Текст для чтения →
== == ==

Я уж не говорю, что близкие Малевича свидетельствовали, что таки было нечто, что Малевич зарисовал, и что было его колоссальное волнение от факта зарисовывания.

Но пусть эти воспоминания не обязан знать обычный зритель — всё равно: выдумка Толстой ему отрезает верный ход мысли и соответствующего чувства.

*

«Эту несложную операцию мог бы выполнить любой ребенок…».

Татьяне Толстой невдомёк, что подход к произведению должен быть историческим. Несколько прямых линий, процарапанных на плоском куске охры (та довольно мягкая) 75.000 лет тому назад совместно несколькими предлюдьми, означали нечто огромное, ибо те прямые обладали ошеломляющим эффектом и могли спасти от внушателя-неоантропа очередного ребёнка-предчеловека, которого на пользу стаду требовал внушатель от внушаемой матери отдать на съедение. Увидев прямые линии, до того им никогда не виденные, внушатель впадал в ступор от возможностей группы матерей. И ребёнок оказывался спасённым. А художницы — чувствовали себя Другими, чем тот: людьми!

А теперь я храню первые круги, нарисованные моим сыном на втором году жизни. Дети все, вроде, начинают с кругов. И это означает, что они стали не то, чтоб отличать нечто от фона (они этому научаются в первые несколько дней). Это означает, что они то впечатление теперь обобщённо отражают. И это опять — огромность: нарисовано Что-то, что не Фон.

То есть, надо вникать, что было до того, и как и что оно выражало, чтоб судить о любом нововведении.

Но исторический подход — не для Татьяны Толстой, ницшеанки (см. тут), для которой Этот мир окончательно безнадёжен, а важен лишь Абсолют Иного мира (пусть она и не осознаёт свой идеал). Если она и видит в Малевиче движение, то видит его в направлении к «Чёрному квадрату» как негативности (забывая в эту секунду о своём глубинном ницшеанстве): «В период до изобретения «супрематизма» (термин Малевича) он исповедовал «алогизм», попытку выйти за границы здравого смысла, исповедовал «борьбу с логизмом, естественностью, мещанским смыслом и предрассудком»». (Эта фраза у неё попозже написана. Малевич же до супрематизма был суперреволюционер, а не суперреакционер-ницшеанец. Об этом — через 4 звёздочки ниже.)

*

«…да вот не нарисовал [другой, не Малевич], а если бы нарисовал, вряд ли у нее [картины «Чёрный квадрат»] были бы малейшие шансы попасть на выставку в нужное время и в нужном месте».

Толстой и невдомёк, что это не словоблудие, а случайно оказалось точным описанием случившегося несколько десятков лет до Малевича во Франции. Но тогда философию Ницше ещё не додумались ни рисовать образно, ни, рисуя противоречиво {замалевать — это ведь: замалёванное (1) + то (2), чем замалёвано)} этим ницшеанство и выражать.

Смешно, что и у Малевича, и у Толстой один и тот же (или очень похожий, недоницшеанство) идеал (ницшеанство), только она не чует этого. Такое тоже не ново: до Ахматовой тоже не дошло, что Чехов такой же ницшеанец (или очень похожий), как она.

== == ==

Исходные данные →

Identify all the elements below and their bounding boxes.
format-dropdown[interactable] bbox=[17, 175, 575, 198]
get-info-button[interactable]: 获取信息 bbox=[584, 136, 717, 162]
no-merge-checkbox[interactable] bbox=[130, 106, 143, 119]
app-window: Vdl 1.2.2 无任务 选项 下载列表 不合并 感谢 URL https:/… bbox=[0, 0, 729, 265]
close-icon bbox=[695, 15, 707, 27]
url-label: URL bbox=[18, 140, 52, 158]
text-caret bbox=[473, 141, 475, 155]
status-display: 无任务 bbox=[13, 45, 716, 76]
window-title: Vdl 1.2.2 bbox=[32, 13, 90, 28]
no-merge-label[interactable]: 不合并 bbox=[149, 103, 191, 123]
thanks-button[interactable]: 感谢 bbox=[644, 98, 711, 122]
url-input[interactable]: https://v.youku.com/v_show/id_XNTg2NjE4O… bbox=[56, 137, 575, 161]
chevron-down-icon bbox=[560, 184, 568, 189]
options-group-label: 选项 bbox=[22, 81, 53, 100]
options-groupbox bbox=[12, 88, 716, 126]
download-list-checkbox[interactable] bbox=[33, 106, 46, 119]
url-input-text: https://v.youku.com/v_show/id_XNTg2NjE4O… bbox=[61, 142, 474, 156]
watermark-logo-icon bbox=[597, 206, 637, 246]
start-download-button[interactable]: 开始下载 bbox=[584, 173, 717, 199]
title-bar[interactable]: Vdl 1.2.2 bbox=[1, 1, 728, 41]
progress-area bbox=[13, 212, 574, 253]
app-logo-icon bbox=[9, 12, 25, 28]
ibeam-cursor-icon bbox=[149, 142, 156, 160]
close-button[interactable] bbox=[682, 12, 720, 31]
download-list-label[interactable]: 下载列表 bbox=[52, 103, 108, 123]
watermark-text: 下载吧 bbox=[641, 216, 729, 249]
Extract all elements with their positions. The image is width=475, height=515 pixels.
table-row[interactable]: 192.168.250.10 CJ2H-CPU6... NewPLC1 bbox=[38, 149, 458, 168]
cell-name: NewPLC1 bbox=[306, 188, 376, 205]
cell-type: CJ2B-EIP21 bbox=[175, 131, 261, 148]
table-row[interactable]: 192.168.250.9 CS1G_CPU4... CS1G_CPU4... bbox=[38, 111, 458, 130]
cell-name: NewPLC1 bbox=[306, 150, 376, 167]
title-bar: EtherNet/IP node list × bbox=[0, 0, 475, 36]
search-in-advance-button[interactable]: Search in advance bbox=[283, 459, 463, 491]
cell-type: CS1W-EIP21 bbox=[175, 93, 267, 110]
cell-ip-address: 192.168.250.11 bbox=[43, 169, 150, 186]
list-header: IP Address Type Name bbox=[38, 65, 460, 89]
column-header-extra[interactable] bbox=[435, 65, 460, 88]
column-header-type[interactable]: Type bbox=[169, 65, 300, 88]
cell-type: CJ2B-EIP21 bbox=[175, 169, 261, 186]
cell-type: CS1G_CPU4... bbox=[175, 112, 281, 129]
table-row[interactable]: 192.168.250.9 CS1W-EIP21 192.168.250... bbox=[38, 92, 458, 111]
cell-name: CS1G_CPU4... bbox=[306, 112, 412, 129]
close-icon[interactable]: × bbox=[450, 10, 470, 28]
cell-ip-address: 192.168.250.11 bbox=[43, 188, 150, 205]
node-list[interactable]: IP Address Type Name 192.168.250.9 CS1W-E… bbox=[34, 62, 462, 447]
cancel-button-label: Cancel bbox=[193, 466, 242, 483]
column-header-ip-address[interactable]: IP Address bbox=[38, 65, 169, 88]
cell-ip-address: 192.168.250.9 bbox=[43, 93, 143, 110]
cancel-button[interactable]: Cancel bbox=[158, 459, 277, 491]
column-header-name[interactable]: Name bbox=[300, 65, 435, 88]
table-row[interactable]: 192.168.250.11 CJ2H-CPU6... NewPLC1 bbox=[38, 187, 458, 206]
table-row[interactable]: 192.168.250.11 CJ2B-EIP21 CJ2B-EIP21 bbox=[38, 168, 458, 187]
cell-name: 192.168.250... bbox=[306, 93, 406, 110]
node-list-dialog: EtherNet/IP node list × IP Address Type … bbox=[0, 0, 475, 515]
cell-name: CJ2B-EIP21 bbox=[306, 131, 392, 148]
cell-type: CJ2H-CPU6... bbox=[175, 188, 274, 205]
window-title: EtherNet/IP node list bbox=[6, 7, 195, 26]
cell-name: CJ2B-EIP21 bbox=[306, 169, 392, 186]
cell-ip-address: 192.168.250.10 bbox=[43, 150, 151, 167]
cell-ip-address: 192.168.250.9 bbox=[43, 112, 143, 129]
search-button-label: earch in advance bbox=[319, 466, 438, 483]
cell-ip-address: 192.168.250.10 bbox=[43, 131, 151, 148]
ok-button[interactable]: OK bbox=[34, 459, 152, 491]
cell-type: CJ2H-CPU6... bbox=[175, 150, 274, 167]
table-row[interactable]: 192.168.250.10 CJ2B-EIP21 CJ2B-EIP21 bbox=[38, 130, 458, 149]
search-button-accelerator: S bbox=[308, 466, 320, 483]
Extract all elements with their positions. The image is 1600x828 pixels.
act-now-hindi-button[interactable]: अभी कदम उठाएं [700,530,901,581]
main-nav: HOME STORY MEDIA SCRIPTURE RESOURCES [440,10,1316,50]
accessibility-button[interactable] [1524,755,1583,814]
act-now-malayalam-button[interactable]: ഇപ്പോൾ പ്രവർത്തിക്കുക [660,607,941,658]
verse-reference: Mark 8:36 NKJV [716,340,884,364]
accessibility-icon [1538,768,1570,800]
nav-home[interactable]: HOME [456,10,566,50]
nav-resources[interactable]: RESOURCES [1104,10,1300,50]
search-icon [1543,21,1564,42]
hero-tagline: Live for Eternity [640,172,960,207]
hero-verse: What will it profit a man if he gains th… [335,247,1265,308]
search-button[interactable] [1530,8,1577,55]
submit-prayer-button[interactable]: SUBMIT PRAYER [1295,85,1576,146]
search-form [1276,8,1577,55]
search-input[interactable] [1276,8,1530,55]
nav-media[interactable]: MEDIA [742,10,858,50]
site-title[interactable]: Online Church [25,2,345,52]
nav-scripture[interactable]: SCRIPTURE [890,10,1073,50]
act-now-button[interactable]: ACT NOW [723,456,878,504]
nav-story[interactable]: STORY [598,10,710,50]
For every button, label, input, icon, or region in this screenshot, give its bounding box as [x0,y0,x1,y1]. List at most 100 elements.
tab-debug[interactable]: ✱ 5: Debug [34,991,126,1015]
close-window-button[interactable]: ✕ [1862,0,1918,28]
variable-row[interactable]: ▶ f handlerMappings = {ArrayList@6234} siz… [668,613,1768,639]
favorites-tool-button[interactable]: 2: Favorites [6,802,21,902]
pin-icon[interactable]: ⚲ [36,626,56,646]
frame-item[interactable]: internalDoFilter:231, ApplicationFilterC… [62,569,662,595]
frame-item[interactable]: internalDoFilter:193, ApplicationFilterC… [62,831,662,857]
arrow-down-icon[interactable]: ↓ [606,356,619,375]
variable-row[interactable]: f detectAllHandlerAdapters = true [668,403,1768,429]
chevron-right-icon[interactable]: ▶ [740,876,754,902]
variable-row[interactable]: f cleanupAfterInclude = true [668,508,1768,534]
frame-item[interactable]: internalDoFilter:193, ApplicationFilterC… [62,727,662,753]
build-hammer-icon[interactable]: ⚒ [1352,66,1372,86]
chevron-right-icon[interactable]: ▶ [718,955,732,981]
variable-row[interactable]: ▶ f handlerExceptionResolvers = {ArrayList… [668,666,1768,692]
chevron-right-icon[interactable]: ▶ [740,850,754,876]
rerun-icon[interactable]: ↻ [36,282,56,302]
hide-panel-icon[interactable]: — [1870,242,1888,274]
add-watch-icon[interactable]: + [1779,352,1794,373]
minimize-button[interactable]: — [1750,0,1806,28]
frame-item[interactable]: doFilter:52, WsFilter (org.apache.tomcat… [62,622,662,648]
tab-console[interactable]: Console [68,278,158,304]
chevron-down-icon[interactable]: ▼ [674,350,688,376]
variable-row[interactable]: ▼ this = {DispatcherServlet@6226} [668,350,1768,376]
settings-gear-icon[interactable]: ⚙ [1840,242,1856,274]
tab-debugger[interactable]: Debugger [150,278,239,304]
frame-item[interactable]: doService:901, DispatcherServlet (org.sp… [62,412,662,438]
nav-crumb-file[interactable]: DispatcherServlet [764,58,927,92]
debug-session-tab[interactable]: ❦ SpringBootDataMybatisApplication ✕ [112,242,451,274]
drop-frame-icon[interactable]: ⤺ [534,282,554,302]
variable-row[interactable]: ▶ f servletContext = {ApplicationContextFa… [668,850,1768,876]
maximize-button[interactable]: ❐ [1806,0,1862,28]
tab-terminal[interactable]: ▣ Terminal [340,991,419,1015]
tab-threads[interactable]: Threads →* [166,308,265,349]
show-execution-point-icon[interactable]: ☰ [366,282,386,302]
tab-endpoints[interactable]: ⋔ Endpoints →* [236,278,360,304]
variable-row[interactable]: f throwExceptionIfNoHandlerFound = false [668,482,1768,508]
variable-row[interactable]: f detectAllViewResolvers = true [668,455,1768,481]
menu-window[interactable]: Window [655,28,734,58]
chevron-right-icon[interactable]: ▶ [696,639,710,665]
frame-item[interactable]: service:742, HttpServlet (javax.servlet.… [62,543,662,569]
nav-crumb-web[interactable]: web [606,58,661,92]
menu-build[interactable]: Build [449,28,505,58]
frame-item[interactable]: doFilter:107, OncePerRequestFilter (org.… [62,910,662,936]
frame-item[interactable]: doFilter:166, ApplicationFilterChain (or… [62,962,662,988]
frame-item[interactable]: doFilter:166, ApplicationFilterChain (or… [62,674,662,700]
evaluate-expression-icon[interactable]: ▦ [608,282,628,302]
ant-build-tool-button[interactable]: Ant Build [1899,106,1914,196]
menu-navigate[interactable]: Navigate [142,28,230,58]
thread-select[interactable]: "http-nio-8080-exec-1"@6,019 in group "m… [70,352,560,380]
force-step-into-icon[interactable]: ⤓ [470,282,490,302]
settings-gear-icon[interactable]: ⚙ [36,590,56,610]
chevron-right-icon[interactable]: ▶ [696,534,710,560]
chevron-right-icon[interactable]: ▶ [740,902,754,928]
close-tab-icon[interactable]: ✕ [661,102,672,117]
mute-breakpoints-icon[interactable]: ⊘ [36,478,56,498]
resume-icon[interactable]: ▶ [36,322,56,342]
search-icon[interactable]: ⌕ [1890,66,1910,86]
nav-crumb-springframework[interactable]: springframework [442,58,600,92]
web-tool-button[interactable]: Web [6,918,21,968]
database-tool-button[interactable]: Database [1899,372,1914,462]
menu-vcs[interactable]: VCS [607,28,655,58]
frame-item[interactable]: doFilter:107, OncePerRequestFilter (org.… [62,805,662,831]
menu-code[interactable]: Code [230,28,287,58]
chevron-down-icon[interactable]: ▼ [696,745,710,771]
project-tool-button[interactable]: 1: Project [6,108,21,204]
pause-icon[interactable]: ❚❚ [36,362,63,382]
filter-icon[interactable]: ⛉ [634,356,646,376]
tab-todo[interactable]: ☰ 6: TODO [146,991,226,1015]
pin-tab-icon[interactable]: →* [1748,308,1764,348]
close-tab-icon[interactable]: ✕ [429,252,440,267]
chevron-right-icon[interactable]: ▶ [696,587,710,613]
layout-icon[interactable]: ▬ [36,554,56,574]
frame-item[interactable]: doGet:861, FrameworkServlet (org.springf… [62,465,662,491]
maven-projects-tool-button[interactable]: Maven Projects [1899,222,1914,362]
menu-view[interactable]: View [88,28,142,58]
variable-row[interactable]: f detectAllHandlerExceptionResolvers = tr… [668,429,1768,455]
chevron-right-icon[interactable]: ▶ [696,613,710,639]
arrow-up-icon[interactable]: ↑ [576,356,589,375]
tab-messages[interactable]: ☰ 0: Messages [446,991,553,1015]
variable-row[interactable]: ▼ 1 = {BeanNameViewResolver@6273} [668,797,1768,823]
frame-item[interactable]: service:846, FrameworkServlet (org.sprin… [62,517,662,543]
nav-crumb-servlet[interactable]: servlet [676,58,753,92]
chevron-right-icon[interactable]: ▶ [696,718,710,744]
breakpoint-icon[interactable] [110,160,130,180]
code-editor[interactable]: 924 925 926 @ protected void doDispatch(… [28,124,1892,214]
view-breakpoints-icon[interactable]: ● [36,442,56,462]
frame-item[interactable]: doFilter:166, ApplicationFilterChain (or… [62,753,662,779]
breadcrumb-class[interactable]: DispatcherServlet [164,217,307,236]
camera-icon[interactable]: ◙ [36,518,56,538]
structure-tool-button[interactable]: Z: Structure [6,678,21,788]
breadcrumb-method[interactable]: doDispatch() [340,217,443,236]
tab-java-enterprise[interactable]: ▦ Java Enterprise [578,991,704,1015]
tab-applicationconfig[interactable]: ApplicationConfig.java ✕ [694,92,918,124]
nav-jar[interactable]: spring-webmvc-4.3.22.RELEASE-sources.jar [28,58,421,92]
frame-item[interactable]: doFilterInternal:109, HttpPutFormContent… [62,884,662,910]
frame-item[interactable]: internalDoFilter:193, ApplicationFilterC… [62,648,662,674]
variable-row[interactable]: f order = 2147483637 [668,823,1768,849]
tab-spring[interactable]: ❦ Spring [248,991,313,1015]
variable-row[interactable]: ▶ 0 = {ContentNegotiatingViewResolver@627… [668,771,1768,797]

== == ==

Порядок работы →
**1.** Перепишите без изменений строки листинга, начиная с его первой строки и заканчивая строкой, где стоит «window-title: Vdl 1.2.2 bbox=[32, 13, 90, 28]»; эту строку тоже включите.
**2.** Пожалуйста, напишите продолжение текста о Малевиче и Татьяне Толстой, начав сразу после его последнего предложения.

Результаты по заданиям →
**1.**
Identify all the elements below and their bounding boxes.
format-dropdown[interactable] bbox=[17, 175, 575, 198]
get-info-button[interactable]: 获取信息 bbox=[584, 136, 717, 162]
no-merge-checkbox[interactable] bbox=[130, 106, 143, 119]
app-window: Vdl 1.2.2 无任务 选项 下载列表 不合并 感谢 URL https:/… bbox=[0, 0, 729, 265]
close-icon bbox=[695, 15, 707, 27]
url-label: URL bbox=[18, 140, 52, 158]
text-caret bbox=[473, 141, 475, 155]
status-display: 无任务 bbox=[13, 45, 716, 76]
window-title: Vdl 1.2.2 bbox=[32, 13, 90, 28]

**2.**
*

«…обозначил пропасть между старым искусством и новым…».

Для кого-то, может, и обозначил. На самом деле ницшеанство в живописи первыми на рубеже веков стали выражать постимпрессионисты. А дальше — сплошь многие и многие: фовисты, кубисты, абстракционисты… Кто — уменьшал мазки, кто, наоборот, удлинял их. И т.д. Каждому надо было как-то отличиться. Все ж были — индивидуалисты. Вот и получилась россыпь стилей. Дошла очередь и до образного выражения Пространства Иномирия, которое ж не есть пространство, среди которого — вещи, а — просто Пространство, без вещей (см. тут). Так что, если за старое, считать искусство, движимое не ницшеанским идеалом (а такое жило и жило себе параллельно с постимпрессионистами, фовистами, кубистами и т.д.), то пропасть между этим старым возникала и возникала каждый раз. Уж больно необычен ницшеанский идеал. Но возникала каждый раз, углубляясь, тут Толстая права. Не права только, если понимать, что пропасть возникла один раз.

*

«…обозначил пропасть между человеком и его тенью, между розой и гробом, между жизнью и смертью, между Богом и Дьяволом».

И, понимай, перешёл на сторону Дьявола.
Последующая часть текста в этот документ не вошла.